### Requirement
Output the lines of the entries below beginning at the one with "Transcribe the text in this document." and ending with the last, exactly as written and without pictures.

### Provided entries
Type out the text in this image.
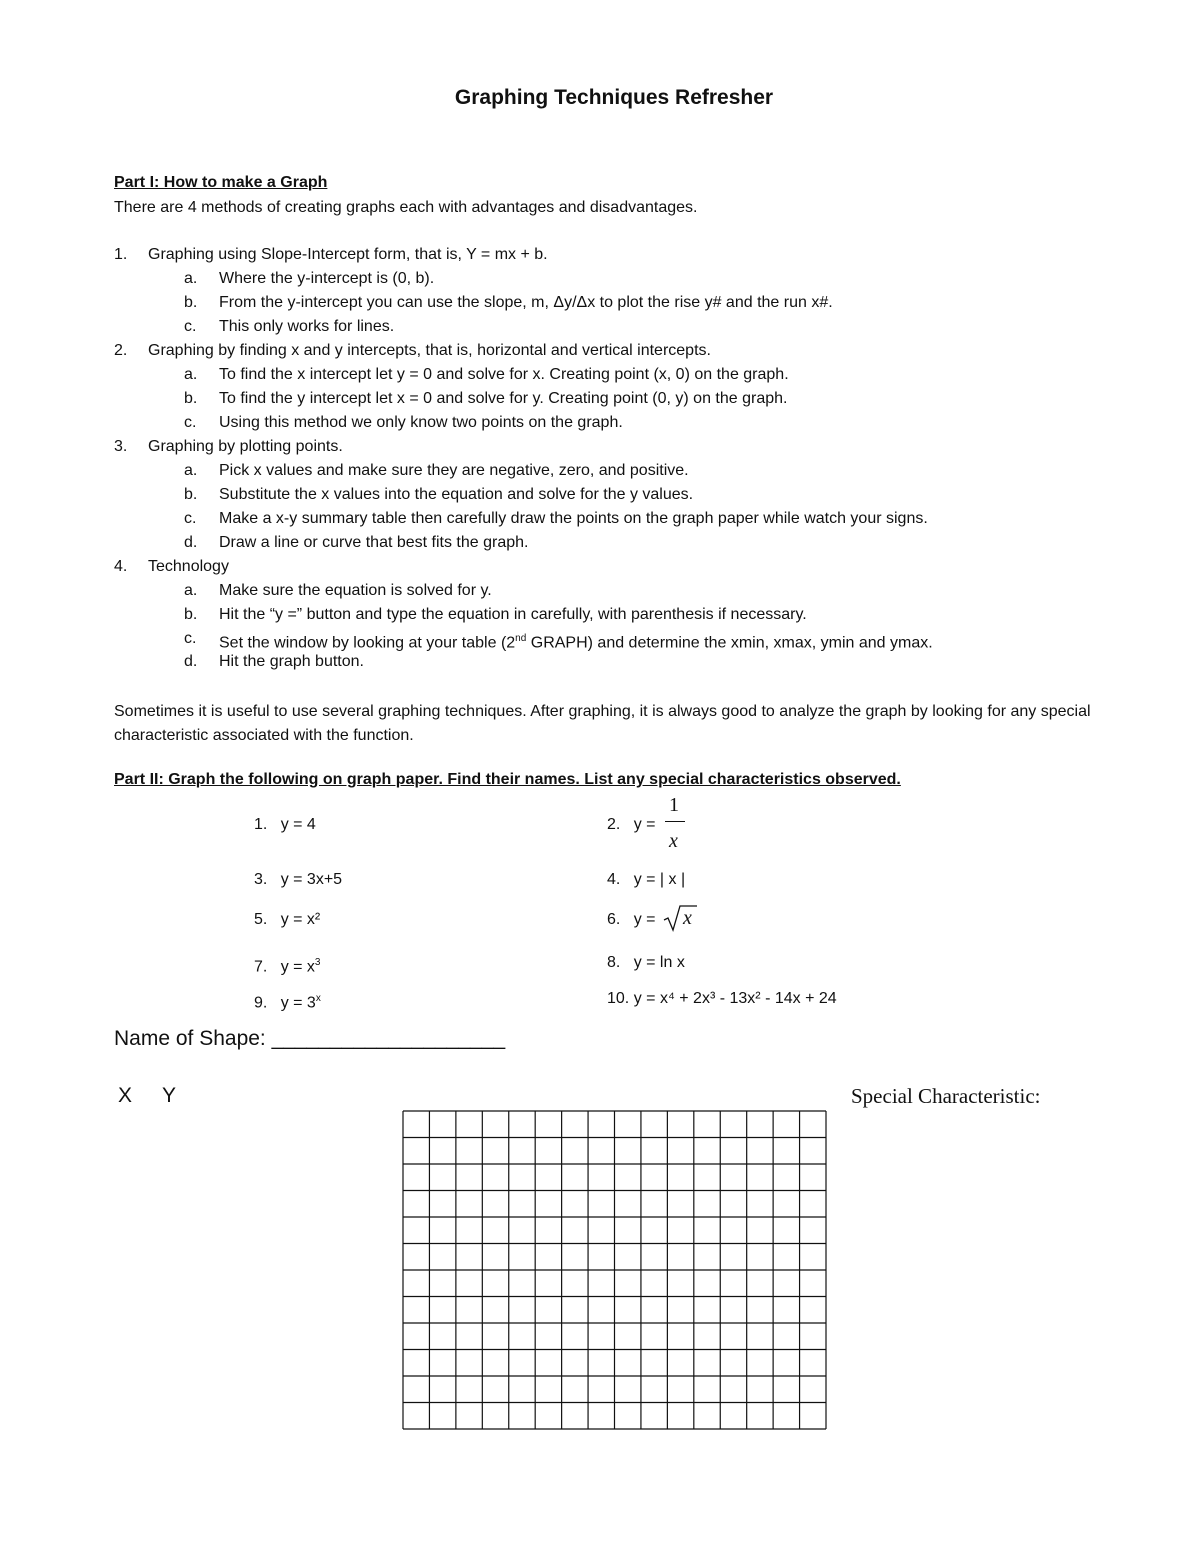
Graphing Techniques Refresher
Part I: How to make a Graph
There are 4 methods of creating graphs each with advantages and disadvantages.
1. Graphing using Slope-Intercept form, that is, Y = mx + b.
a. Where the y-intercept is (0, b).
b. From the y-intercept you can use the slope, m, Δy/Δx to plot the rise y# and the run x#.
c. This only works for lines.
2. Graphing by finding x and y intercepts, that is, horizontal and vertical intercepts.
a. To find the x intercept let y = 0 and solve for x. Creating point (x, 0) on the graph.
b. To find the y intercept let x = 0 and solve for y. Creating point (0, y) on the graph.
c. Using this method we only know two points on the graph.
3. Graphing by plotting points.
a. Pick x values and make sure they are negative, zero, and positive.
b. Substitute the x values into the equation and solve for the y values.
c. Make a x-y summary table then carefully draw the points on the graph paper while watch your signs.
d. Draw a line or curve that best fits the graph.
4. Technology
a. Make sure the equation is solved for y.
b. Hit the “y =” button and type the equation in carefully, with parenthesis if necessary.
c. Set the window by looking at your table (2nd GRAPH) and determine the xmin, xmax, ymin and ymax.
d. Hit the graph button.
Sometimes it is useful to use several graphing techniques. After graphing, it is always good to analyze the graph by looking for any special characteristic associated with the function.
Part II: Graph the following on graph paper. Find their names. List any special characteristics observed.
1. y = 4	2. y =
1
x
3. y = 3x+5	4. y = | x |
5. y = x²	6. y = x
7. $y = x^3$	8. y = ln x
9. $y = 3^x$	10. y = x⁴ + 2x³ - 13x² - 14x + 24
Name of Shape: ____________________
X Y	Special Characteristic:
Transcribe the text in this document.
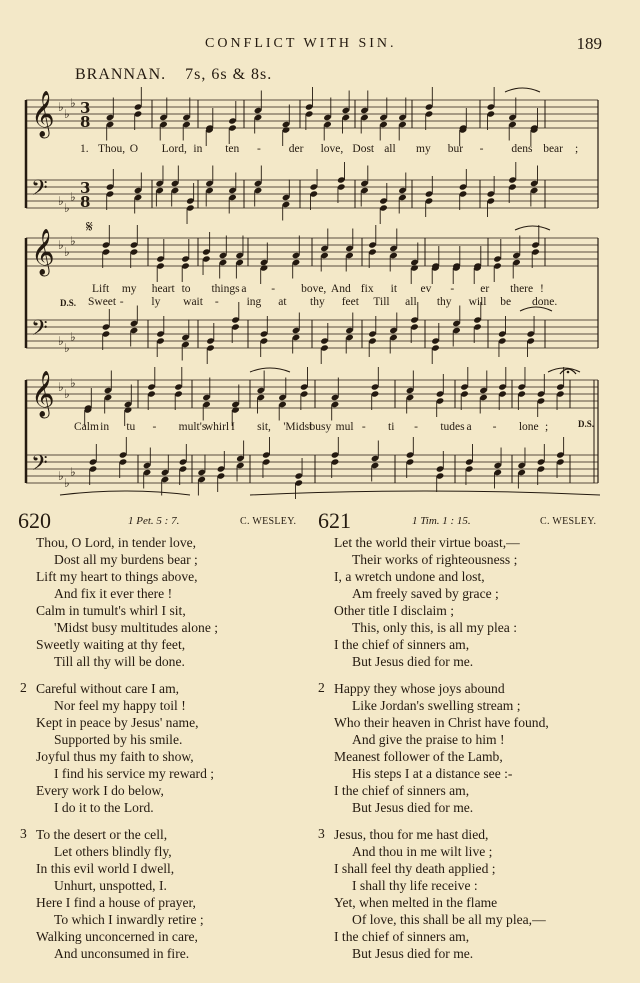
CONFLICT WITH SIN.	189
BRANNAN. 7s, 6s & 8s.
𝄞 ♭ ♭
♭
𝄢 ♭ ♭
♭
𝄞 ♭ ♭
♭
𝄢 ♭ ♭
♭
𝄞 ♭ ♭
♭
𝄢 ♭ ♭
♭
3
8
3
8
𝄋
1. Thou, O Lord, in ten - der love, Dost all my bur - dens bear ;
Lift my heart to things a - bove, And fix it ev - er there !
D.S. Sweet - ly wait - ing at thy feet Till all thy will be done.
D.S.
Calm in tu - mult's
whirl I sit, 'Midst
busy mul - ti - tudes a - lone ;
620	1 Pet. 5 : 7.	C. WESLEY. 621	1 Tim. 1 : 15.	C. WESLEY.
Thou, O Lord, in tender love,
Dost all my burdens bear ;
Lift my heart to things above,
And fix it ever there !
Calm in tumult's whirl I sit,
'Midst busy multitudes alone ;
Sweetly waiting at thy feet,
Till all thy will be done.
2 Careful without care I am,
Nor feel my happy toil !
Kept in peace by Jesus' name,
Supported by his smile.
Joyful thus my faith to show,
I find his service my reward ;
Every work I do below,
I do it to the Lord.
3 To the desert or the cell,
Let others blindly fly,
In this evil world I dwell,
Unhurt, unspotted, I.
Here I find a house of prayer,
To which I inwardly retire ;
Walking unconcerned in care,
And unconsumed in fire.
Let the world their virtue boast,—
Their works of righteousness ;
I, a wretch undone and lost,
Am freely saved by grace ;
Other title I disclaim ;
This, only this, is all my plea :
I the chief of sinners am,
But Jesus died for me.
2 Happy they whose joys abound
Like Jordan's swelling stream ;
Who their heaven in Christ have found,
And give the praise to him !
Meanest follower of the Lamb,
His steps I at a distance see :-
I the chief of sinners am,
But Jesus died for me.
3 Jesus, thou for me hast died,
And thou in me wilt live ;
I shall feel thy death applied ;
I shall thy life receive :
Yet, when melted in the flame
Of love, this shall be all my plea,—
I the chief of sinners am,
But Jesus died for me.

### The reply
Transcribe the text in this document.
CONFLICT WITH SIN.	189
BRANNAN. 7s, 6s & 8s.
𝄞 ♭ ♭
♭
𝄢 ♭ ♭
♭
𝄞 ♭ ♭
♭
𝄢 ♭ ♭
♭
𝄞 ♭ ♭
♭
𝄢 ♭ ♭
♭
3
8
3
8
𝄋
1. Thou, O Lord, in ten - der love, Dost all my bur - dens bear ;
Lift my heart to things a - bove, And fix it ev - er there !
D.S. Sweet - ly wait - ing at thy feet Till all thy will be done.
D.S.
Calm in tu - mult's
whirl I sit, 'Midst
busy mul - ti - tudes a - lone ;
620	1 Pet. 5 : 7.	C. WESLEY. 621	1 Tim. 1 : 15.	C. WESLEY.
Thou, O Lord, in tender love,
Dost all my burdens bear ;
Lift my heart to things above,
And fix it ever there !
Calm in tumult's whirl I sit,
'Midst busy multitudes alone ;
Sweetly waiting at thy feet,
Till all thy will be done.
2 Careful without care I am,
Nor feel my happy toil !
Kept in peace by Jesus' name,
Supported by his smile.
Joyful thus my faith to show,
I find his service my reward ;
Every work I do below,
I do it to the Lord.
3 To the desert or the cell,
Let others blindly fly,
In this evil world I dwell,
Unhurt, unspotted, I.
Here I find a house of prayer,
To which I inwardly retire ;
Walking unconcerned in care,
And unconsumed in fire.
Let the world their virtue boast,—
Their works of righteousness ;
I, a wretch undone and lost,
Am freely saved by grace ;
Other title I disclaim ;
This, only this, is all my plea :
I the chief of sinners am,
But Jesus died for me.
2 Happy they whose joys abound
Like Jordan's swelling stream ;
Who their heaven in Christ have found,
And give the praise to him !
Meanest follower of the Lamb,
His steps I at a distance see :-
I the chief of sinners am,
But Jesus died for me.
3 Jesus, thou for me hast died,
And thou in me wilt live ;
I shall feel thy death applied ;
I shall thy life receive :
Yet, when melted in the flame
Of love, this shall be all my plea,—
I the chief of sinners am,
But Jesus died for me.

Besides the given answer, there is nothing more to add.